DATA SECTION ->
================================
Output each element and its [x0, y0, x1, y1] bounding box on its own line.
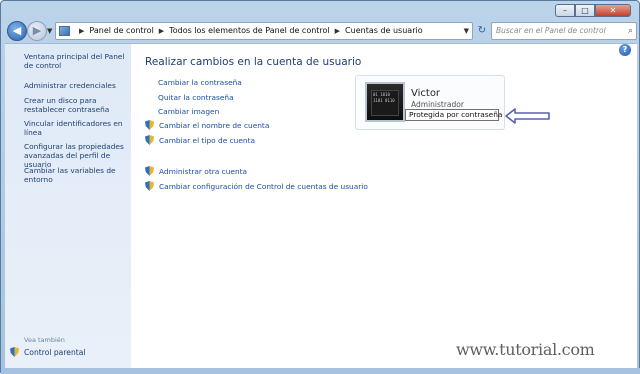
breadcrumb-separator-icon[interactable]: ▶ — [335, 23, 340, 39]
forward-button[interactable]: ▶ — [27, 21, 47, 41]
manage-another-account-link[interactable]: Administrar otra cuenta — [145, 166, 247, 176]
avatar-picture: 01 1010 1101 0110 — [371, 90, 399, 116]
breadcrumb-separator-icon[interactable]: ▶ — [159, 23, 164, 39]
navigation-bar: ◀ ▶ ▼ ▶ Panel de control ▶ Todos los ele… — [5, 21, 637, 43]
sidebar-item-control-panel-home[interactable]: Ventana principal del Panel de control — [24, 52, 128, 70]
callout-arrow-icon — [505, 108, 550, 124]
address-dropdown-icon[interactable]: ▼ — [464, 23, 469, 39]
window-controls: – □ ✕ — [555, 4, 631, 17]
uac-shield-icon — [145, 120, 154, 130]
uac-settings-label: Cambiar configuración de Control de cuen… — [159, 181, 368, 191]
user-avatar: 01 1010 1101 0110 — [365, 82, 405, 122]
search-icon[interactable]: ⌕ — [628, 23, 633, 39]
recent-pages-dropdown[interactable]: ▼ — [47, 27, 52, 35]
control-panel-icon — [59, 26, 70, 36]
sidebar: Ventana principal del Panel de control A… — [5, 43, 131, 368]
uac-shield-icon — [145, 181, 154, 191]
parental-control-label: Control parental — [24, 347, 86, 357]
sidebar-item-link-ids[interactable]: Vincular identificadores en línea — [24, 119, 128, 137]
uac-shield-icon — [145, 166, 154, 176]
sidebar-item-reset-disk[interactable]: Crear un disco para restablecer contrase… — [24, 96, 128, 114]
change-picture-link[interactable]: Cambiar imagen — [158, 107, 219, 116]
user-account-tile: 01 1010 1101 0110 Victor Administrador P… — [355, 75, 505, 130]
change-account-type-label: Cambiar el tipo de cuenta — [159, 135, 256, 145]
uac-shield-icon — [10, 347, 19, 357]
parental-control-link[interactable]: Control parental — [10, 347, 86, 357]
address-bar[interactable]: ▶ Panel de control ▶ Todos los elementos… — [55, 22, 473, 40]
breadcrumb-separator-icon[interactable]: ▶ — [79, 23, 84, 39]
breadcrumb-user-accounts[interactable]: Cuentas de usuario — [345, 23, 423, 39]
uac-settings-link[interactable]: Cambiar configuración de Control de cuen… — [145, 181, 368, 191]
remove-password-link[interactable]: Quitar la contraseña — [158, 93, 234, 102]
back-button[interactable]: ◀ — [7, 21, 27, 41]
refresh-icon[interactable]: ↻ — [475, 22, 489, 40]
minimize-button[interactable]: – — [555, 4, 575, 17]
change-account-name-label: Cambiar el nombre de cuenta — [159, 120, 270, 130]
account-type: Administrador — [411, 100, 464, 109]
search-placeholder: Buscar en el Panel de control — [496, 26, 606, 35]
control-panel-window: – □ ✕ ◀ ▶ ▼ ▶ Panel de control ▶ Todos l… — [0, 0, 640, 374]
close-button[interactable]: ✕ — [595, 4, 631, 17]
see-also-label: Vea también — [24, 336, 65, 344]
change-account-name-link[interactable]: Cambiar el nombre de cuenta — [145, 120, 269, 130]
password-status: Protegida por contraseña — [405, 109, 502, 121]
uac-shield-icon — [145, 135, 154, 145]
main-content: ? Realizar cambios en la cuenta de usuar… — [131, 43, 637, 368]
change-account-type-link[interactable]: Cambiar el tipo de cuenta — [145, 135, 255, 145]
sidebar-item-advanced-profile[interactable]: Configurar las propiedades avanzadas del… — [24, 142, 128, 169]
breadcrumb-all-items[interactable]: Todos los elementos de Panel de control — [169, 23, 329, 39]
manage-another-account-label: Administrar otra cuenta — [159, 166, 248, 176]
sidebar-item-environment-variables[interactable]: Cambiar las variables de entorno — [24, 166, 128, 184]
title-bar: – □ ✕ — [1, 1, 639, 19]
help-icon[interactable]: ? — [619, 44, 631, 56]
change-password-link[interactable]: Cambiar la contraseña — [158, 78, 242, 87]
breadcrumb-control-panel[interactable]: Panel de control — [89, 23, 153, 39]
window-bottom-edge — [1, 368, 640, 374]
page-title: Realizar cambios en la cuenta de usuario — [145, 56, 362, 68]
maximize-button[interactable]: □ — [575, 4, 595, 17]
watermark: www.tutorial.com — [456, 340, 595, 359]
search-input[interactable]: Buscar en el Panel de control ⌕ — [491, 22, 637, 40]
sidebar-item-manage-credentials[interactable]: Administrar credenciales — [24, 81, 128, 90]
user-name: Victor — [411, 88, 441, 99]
================================
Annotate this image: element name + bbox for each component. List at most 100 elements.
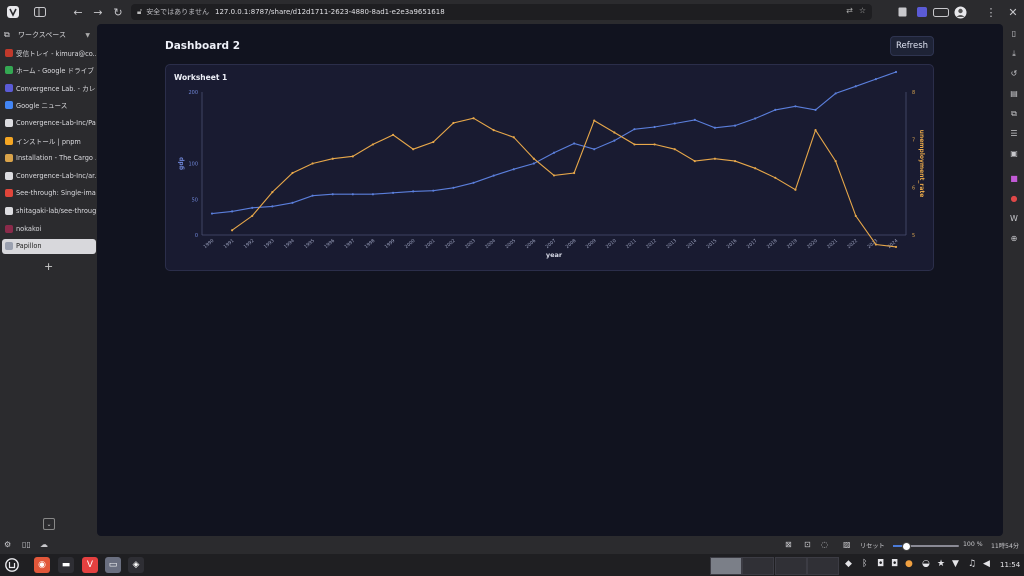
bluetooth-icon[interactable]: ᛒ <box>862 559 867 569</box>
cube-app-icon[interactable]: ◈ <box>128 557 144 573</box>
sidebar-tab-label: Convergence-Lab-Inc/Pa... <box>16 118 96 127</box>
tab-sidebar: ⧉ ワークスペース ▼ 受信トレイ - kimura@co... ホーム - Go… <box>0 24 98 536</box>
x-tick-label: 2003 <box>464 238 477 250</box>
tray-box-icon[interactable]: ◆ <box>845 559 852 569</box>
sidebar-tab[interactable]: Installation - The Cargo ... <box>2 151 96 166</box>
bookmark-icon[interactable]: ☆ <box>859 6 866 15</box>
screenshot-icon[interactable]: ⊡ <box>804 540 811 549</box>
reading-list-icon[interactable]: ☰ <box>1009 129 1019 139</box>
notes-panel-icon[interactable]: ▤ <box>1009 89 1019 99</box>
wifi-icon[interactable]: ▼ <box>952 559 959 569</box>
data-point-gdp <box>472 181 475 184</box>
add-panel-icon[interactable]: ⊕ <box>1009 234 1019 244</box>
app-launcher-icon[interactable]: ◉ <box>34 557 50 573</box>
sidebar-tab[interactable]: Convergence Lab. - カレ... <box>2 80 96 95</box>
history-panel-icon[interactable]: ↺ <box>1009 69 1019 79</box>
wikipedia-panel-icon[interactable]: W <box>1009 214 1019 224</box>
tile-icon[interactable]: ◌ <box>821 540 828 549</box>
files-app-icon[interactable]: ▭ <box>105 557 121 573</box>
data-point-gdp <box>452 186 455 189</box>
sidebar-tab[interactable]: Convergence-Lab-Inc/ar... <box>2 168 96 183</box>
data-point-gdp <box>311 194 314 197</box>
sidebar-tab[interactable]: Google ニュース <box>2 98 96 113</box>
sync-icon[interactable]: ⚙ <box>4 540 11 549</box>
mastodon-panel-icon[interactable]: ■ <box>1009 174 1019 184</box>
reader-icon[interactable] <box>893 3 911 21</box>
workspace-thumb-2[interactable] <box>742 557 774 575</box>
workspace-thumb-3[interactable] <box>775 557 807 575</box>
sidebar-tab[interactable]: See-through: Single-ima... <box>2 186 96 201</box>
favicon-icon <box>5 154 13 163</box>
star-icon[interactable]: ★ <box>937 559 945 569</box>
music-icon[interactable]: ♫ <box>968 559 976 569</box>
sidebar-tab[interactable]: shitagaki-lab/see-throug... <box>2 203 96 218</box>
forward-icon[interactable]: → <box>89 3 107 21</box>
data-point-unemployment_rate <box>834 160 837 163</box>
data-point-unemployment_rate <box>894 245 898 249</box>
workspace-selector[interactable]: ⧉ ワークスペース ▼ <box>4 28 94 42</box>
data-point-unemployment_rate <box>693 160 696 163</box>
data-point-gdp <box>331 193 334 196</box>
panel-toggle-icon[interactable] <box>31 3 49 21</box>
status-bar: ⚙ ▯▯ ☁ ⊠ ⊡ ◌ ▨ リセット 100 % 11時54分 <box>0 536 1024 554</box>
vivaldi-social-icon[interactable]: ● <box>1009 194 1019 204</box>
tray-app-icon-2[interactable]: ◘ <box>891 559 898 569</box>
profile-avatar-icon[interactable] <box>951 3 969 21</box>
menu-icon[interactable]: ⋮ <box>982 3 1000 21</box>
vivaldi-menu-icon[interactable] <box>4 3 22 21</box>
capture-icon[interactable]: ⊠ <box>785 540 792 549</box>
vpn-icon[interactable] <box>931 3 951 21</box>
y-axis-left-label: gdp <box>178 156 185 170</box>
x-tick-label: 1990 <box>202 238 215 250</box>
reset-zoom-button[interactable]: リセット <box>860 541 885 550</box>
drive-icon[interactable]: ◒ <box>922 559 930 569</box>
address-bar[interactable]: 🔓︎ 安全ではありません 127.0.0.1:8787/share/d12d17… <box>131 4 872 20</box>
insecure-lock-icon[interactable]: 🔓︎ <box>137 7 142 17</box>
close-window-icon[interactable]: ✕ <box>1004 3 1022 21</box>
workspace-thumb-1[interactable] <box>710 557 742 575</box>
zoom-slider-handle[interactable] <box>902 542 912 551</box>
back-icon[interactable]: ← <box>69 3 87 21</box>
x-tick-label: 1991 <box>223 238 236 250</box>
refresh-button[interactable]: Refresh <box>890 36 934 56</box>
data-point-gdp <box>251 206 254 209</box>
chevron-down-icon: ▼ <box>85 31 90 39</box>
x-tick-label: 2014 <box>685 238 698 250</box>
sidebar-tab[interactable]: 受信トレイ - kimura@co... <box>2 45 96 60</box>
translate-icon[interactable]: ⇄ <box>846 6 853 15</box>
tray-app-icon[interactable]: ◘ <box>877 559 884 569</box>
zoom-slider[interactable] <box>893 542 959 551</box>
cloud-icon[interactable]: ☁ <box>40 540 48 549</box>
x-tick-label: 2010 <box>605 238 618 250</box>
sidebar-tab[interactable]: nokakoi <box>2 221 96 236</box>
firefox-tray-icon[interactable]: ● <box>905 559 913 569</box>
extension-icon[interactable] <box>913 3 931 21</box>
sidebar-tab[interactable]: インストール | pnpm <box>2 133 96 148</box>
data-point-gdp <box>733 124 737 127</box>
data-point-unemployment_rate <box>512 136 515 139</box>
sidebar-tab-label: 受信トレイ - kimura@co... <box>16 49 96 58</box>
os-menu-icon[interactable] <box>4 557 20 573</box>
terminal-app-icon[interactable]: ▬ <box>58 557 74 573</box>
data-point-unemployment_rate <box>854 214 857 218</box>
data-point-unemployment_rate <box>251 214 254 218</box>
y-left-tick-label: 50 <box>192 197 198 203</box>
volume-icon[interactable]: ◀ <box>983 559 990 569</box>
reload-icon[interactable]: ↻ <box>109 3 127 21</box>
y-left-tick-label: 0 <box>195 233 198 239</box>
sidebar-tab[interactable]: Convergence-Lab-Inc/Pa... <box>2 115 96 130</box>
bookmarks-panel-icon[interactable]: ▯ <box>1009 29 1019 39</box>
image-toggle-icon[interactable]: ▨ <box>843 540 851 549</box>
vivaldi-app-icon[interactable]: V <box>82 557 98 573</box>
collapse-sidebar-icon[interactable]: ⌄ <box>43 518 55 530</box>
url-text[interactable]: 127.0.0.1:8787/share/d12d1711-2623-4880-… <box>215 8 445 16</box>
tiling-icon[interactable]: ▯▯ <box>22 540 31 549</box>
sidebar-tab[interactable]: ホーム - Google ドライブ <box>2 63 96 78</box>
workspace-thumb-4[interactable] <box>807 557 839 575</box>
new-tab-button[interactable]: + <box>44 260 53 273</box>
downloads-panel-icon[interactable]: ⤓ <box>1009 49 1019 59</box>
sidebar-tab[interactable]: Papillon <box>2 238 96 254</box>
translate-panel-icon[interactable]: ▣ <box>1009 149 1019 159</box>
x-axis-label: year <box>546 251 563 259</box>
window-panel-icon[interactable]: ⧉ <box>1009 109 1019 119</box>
================================
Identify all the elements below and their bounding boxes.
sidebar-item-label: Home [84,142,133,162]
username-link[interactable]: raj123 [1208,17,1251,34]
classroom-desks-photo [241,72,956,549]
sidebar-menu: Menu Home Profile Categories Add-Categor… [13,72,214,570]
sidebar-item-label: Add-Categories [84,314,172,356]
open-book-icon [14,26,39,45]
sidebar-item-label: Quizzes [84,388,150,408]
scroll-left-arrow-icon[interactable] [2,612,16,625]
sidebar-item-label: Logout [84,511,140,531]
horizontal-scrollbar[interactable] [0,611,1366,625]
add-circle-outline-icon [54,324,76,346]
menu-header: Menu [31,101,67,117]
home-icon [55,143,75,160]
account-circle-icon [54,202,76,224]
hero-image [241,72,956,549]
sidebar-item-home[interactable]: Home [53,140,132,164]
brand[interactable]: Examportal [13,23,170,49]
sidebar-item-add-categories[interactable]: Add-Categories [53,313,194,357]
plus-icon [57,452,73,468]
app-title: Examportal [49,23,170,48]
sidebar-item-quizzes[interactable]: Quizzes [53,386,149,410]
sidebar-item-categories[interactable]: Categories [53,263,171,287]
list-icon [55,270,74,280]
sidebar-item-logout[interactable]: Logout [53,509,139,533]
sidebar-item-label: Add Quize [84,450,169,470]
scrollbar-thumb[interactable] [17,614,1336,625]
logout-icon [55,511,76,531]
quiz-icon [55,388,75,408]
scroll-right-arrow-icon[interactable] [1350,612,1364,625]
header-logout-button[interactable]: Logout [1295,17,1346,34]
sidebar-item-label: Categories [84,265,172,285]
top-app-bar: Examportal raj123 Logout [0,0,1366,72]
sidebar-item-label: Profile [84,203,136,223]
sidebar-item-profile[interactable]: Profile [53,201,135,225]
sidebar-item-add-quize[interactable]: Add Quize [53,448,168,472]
================================
TASK GOAL ->
Copy the lines of the data above verbatim, starting at the line containing "breadcrumb-separator-icon[interactable]: ▶ — [335, 23, 340, 39]" and ending at the line containing "breadcrumb-separator-icon[interactable]: ▶ — [159, 23, 164, 39]", with both of those lines included.

ANSWER TO THIS EXERCISE ->
breadcrumb-separator-icon[interactable]: ▶ — [335, 23, 340, 39]
forward-button[interactable]: ▶ — [27, 21, 47, 41]
manage-another-account-link[interactable]: Administrar otra cuenta — [145, 166, 247, 176]
avatar-picture: 01 1010 1101 0110 — [371, 90, 399, 116]
breadcrumb-separator-icon[interactable]: ▶ — [159, 23, 164, 39]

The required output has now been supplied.